» **Exercise tasks**
A. In the passage on 18th-century jewels, copy out the part that begins at the words "Jean Bourget in" and stops after "the French toilette.".
B. According to the passage on 18th-century jewels, who invented brilliant cutting, and around what year?

#### Page extract

From the start of the 18th century the history of jewels becomes principally the history of precious stones, their beauty stemming from their selection, their cut, and the arrangement of the stones composing the jewel. They lose their objective character which is so evident in the 16th century, and a little less so in the 17th, and they become adornment in the modern sense, absolutely necessary to dress, closely subject to the changes in fashion; and furthermore there appears a distinction between jewels for day and evening wear. This idea took root in the final years of the 17th century in the gatherings of Louis XIV, the daytime jewels mostly being set with coloured stones while those for the evening were mostly diamonds and pearls which appeared at their best at the chandelier-lit balls.

The exploitation of the mines of Golconda, India, opened in the 17th century, and then later of the Brazilian mines placed on the market more beautiful, bigger, more numerous and less expensive diamonds. The Venetian Peruzzi had invented brilliant cutting about 1700 and this development added to the progress already made with rose-cut stones. Henceforth the jeweller's art consisted in setting precious stones so as to gain the maximum effect from them.

Jean Bourget in his book of designs (1712) gives very few designs for jewels because, he says: 'it is useless in my opinion because the fashions are continually changing, and furthermore the designs depend rather upon the quantity and the size of the stones with which one has to work.' In this field it is Paris which more than ever before led the fashion. With the accession to the throne of the Bourbons even the Spanish court, so long faithful to the details of a costume fixed by etiquette, began to adopt willy-nilly the French toilette.

########
#### Dataset excerpts

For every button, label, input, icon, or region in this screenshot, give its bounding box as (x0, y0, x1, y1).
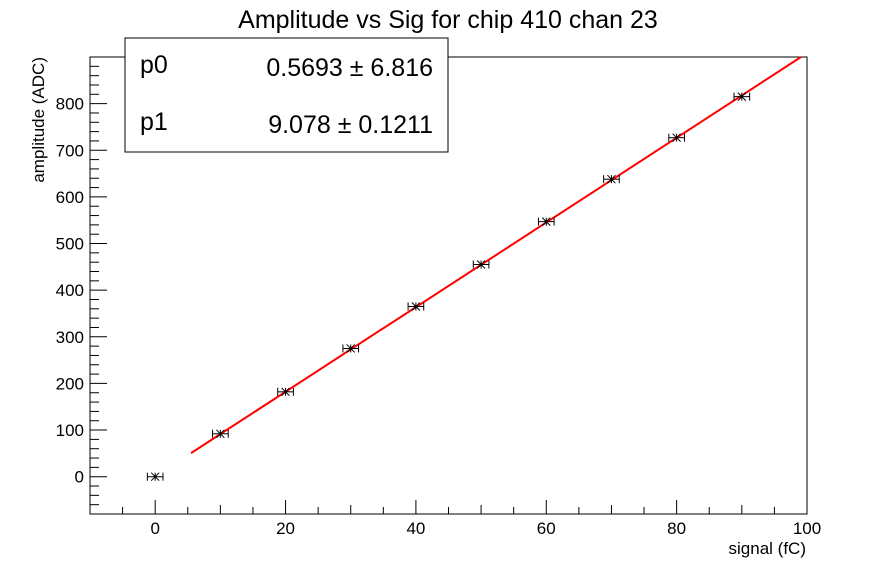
fit-layer (190, 56, 802, 454)
x-axis-ticks (89, 500, 808, 514)
y-axis-ticks (90, 56, 107, 515)
y-axis-label: amplitude (ADC) (29, 57, 48, 183)
fit-line (190, 56, 802, 454)
data-point (212, 429, 229, 439)
fit-stats-box: p0 0.5693 ± 6.816 p1 9.078 ± 0.1211 (124, 37, 449, 153)
x-axis-tick-labels: 0 20 40 60 80 100 (150, 519, 821, 538)
p1-name: p1 (140, 108, 168, 136)
x-tick-label: 40 (406, 519, 425, 538)
x-tick-label: 0 (150, 519, 159, 538)
data-point (277, 387, 294, 397)
stats-box-frame (124, 37, 449, 153)
data-point (472, 260, 490, 269)
data-point (537, 217, 555, 226)
x-tick-label: 80 (667, 519, 686, 538)
data-point (668, 133, 685, 143)
y-tick-label: 700 (56, 141, 84, 160)
data-points (146, 92, 751, 482)
star-marker (411, 302, 421, 311)
chart-title: Amplitude vs Sig for chip 410 chan 23 (238, 6, 658, 34)
x-tick-label: 60 (537, 519, 556, 538)
data-point (407, 302, 425, 311)
star-marker (607, 174, 616, 184)
y-tick-label: 200 (56, 374, 84, 393)
p1-value: 9.078 ± 0.1211 (268, 111, 433, 139)
star-marker (150, 472, 160, 482)
x-axis-label: signal (fC) (729, 539, 806, 558)
star-marker (737, 92, 747, 101)
data-point (603, 174, 620, 184)
y-axis-tick-labels: 0 100 200 300 400 500 600 700 800 (56, 95, 84, 487)
x-tick-label: 20 (276, 519, 295, 538)
star-marker (281, 387, 290, 397)
data-point (146, 472, 164, 482)
y-tick-label: 600 (56, 188, 84, 207)
y-tick-label: 100 (56, 421, 84, 440)
y-tick-label: 400 (56, 281, 84, 300)
y-tick-label: 0 (75, 468, 84, 487)
star-marker (541, 217, 551, 226)
p0-value: 0.5693 ± 6.816 (266, 54, 433, 82)
y-tick-label: 300 (56, 328, 84, 347)
data-point (733, 92, 751, 101)
y-tick-label: 500 (56, 235, 84, 254)
y-tick-label: 800 (56, 95, 84, 114)
star-marker (672, 133, 681, 143)
p0-name: p0 (140, 51, 168, 79)
star-marker (216, 429, 225, 439)
star-marker (476, 260, 486, 269)
x-tick-label: 100 (793, 519, 821, 538)
data-point (342, 344, 360, 353)
star-marker (346, 344, 356, 353)
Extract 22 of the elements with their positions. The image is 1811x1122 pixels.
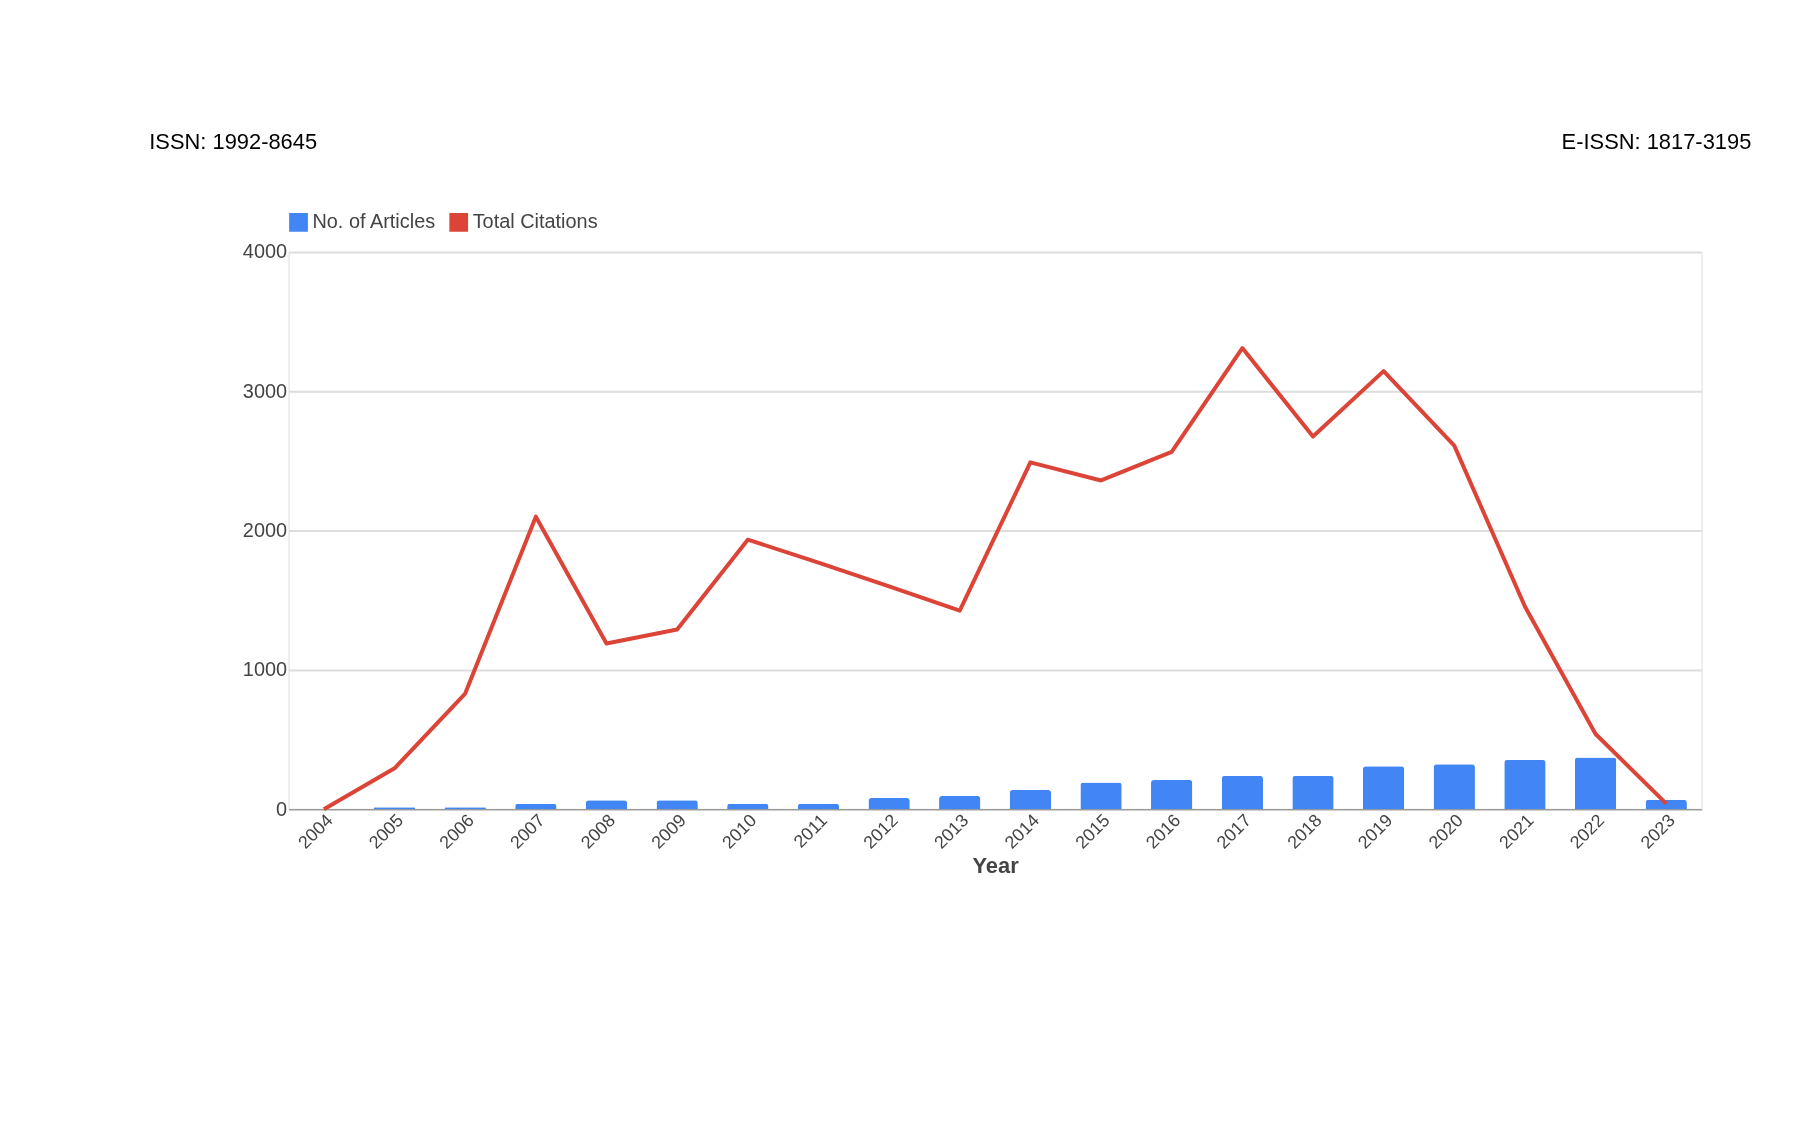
y-tick-label: 2000 [242,519,288,542]
bar [868,798,910,810]
text: ISSN: 1992-8645 [149,129,318,155]
y-tick-label: 3000 [242,379,288,402]
bar [1151,780,1193,810]
bar [1080,782,1122,810]
y-tick-label: 0 [276,797,288,820]
bar [1292,775,1334,810]
bar [1574,757,1617,810]
bar [1221,775,1263,810]
legend-label: Total Citations [472,210,598,233]
bar [1504,759,1546,810]
y-tick-label: 4000 [242,240,288,263]
line-series [321,346,1669,812]
y-tick-label: 1000 [242,658,288,681]
legend-label: No. of Articles [312,210,436,233]
x-axis-title: Year [972,853,1020,879]
bar [1362,766,1405,810]
bar [1009,789,1052,810]
bar [939,795,981,810]
bar [1433,764,1475,810]
text: E-ISSN: 1817-3195 [1561,129,1752,155]
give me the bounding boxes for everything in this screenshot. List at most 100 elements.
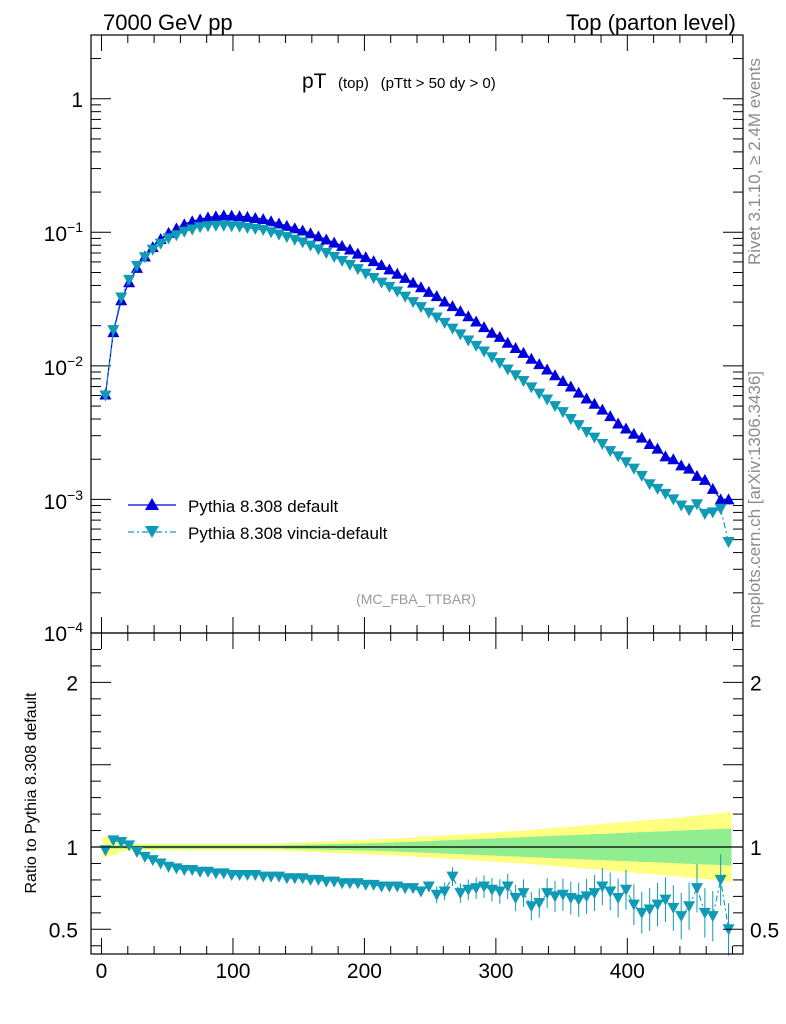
ratio-axis-ticks (91, 632, 743, 954)
ratio-ytick-label-right: 1 (750, 837, 762, 860)
data-point (604, 410, 617, 422)
data-point (343, 243, 356, 255)
ratio-point (288, 873, 301, 885)
ratio-point (604, 886, 617, 898)
ytick-label-1e-3: 10−3 (44, 487, 84, 514)
data-point (470, 340, 483, 352)
ratio-point (556, 889, 569, 901)
data-point (343, 259, 356, 271)
data-point (667, 453, 680, 465)
legend-marker-vincia (145, 526, 159, 538)
series-default (99, 209, 735, 505)
data-point (430, 290, 443, 302)
analysis-tag: (MC_FBA_TTBAR) (356, 591, 476, 607)
data-point (446, 323, 459, 335)
data-point (304, 240, 317, 252)
data-point (501, 336, 514, 348)
ratio-point (643, 904, 656, 916)
ratio-point (209, 868, 222, 880)
data-point (123, 274, 136, 286)
ratio-point (225, 869, 238, 881)
data-point (541, 363, 554, 375)
main-frame (90, 34, 744, 634)
data-point (241, 210, 254, 222)
data-point (209, 220, 222, 232)
data-point (683, 505, 696, 517)
legend-marker-default (145, 498, 159, 510)
ratio-point (651, 899, 664, 911)
data-point (375, 277, 388, 289)
ratio-point (706, 911, 719, 923)
data-point (383, 263, 396, 275)
ratio-point (580, 891, 593, 903)
ratio-point (549, 891, 562, 903)
data-point (596, 439, 609, 451)
data-point (336, 255, 349, 267)
ratio-point (501, 881, 514, 893)
data-point (454, 305, 467, 317)
ytick-label-1e-2: 10−2 (44, 353, 84, 380)
ratio-ytick-label-left: 2 (66, 672, 78, 695)
data-point (643, 479, 656, 491)
data-point (446, 300, 459, 312)
data-point (438, 317, 451, 329)
data-point (620, 457, 633, 469)
ratio-point (541, 888, 554, 900)
data-point (407, 297, 420, 309)
ratio-point (320, 876, 333, 888)
data-point (414, 281, 427, 293)
data-point (454, 329, 467, 341)
data-point (612, 451, 625, 463)
ratio-point (446, 871, 459, 883)
ratio-point (146, 855, 159, 867)
data-point (493, 330, 506, 342)
ratio-point (115, 837, 128, 849)
data-point (651, 483, 664, 495)
data-point (627, 463, 640, 475)
ratio-point (265, 871, 278, 883)
data-point (635, 431, 648, 443)
data-point (312, 230, 325, 242)
data-point (438, 295, 451, 307)
data-point (509, 342, 522, 354)
data-point (706, 482, 719, 494)
data-point (470, 315, 483, 327)
data-point (138, 252, 151, 264)
data-point (312, 244, 325, 256)
data-point (675, 500, 688, 512)
ratio-point (257, 871, 270, 883)
data-point (225, 209, 238, 221)
data-point (706, 507, 719, 519)
data-point (690, 499, 703, 511)
ratio-point (99, 845, 112, 857)
data-point (399, 271, 412, 283)
data-point (320, 247, 333, 259)
data-point (367, 272, 380, 284)
data-point (549, 369, 562, 381)
data-point (501, 364, 514, 376)
data-point (698, 508, 711, 520)
header-right: Top (parton level) (566, 10, 736, 35)
ratio-point (399, 883, 412, 895)
ratio-point (596, 881, 609, 893)
data-point (367, 255, 380, 267)
ratio-ytick-label-left: 0.5 (49, 919, 78, 942)
ratio-point (675, 911, 688, 923)
ratio-ytick-label-right: 2 (750, 672, 762, 695)
legend-label-default: Pythia 8.308 default (188, 497, 339, 516)
plot-title-main: pT (302, 70, 327, 93)
ratio-point (493, 886, 506, 898)
data-point (430, 312, 443, 324)
ratio-point (430, 889, 443, 901)
mcplots-label: mcplots.cern.ch [arXiv:1306.3436] (745, 371, 764, 628)
plot-title-sub2: (pTtt > 50 dy > 0) (381, 75, 496, 92)
data-point (407, 276, 420, 288)
ratio-point (233, 869, 246, 881)
data-point (391, 286, 404, 298)
data-point (478, 346, 491, 358)
ratio-panel: 0.5 0.5 1 1 2 2 0 100 200 300 400 Ratio to Pythia… (23, 632, 779, 983)
ratio-point (533, 897, 546, 909)
data-point (399, 291, 412, 303)
data-point (328, 236, 341, 248)
ratio-point (454, 888, 467, 900)
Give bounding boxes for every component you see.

########

» **Exercise solutions**
A.
Jean Bourget in his book of designs (1712) gives very few designs for jewels because, he says: 'it is useless in my opinion because the fashions are continually changing, and furthermore the designs depend rather upon the quantity and the size of the stones with which one has to work.' In this field it is Paris which more than ever before led the fashion. With the accession to the throne of the Bourbons even the Spanish court, so long faithful to the details of a costume fixed by etiquette, began to adopt willy-nilly the French toilette.

B. The Venetian Peruzzi, about 1700.